● **What the task requires**
Select all lines in the records that include "Шипуновский".
═════ Given information ═════
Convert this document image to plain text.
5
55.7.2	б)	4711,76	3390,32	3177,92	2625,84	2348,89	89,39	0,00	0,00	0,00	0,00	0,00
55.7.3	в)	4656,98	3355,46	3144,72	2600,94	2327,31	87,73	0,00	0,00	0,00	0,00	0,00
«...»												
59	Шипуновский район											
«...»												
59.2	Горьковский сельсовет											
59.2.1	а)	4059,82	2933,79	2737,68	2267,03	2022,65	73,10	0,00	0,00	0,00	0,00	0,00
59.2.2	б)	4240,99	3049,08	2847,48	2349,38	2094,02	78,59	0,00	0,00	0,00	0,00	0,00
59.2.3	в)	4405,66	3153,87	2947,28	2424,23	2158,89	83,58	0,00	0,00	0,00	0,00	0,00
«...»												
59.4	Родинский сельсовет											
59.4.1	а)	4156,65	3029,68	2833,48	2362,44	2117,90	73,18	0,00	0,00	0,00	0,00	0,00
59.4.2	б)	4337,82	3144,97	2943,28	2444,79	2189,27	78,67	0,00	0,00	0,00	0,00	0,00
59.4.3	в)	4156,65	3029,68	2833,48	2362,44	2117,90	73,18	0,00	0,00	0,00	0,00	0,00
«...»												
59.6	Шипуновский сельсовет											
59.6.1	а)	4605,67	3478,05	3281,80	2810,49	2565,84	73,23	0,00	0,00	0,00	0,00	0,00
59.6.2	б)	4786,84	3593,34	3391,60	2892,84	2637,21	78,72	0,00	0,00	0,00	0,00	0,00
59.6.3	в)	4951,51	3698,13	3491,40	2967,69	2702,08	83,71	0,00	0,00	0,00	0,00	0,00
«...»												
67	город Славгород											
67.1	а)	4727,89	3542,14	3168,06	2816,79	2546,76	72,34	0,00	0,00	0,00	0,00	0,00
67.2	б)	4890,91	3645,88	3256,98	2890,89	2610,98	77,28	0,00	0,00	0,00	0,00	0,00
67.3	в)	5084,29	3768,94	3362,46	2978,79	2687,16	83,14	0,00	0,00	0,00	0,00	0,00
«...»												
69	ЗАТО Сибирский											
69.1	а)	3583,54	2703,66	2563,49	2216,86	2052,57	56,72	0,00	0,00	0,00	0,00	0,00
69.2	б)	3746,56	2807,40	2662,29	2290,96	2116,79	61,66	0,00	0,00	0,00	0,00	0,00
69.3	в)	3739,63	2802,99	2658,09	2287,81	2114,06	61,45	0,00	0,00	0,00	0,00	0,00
═════
● **Solution for this problem**
59	Шипуновский район											
59.6	Шипуновский сельсовет											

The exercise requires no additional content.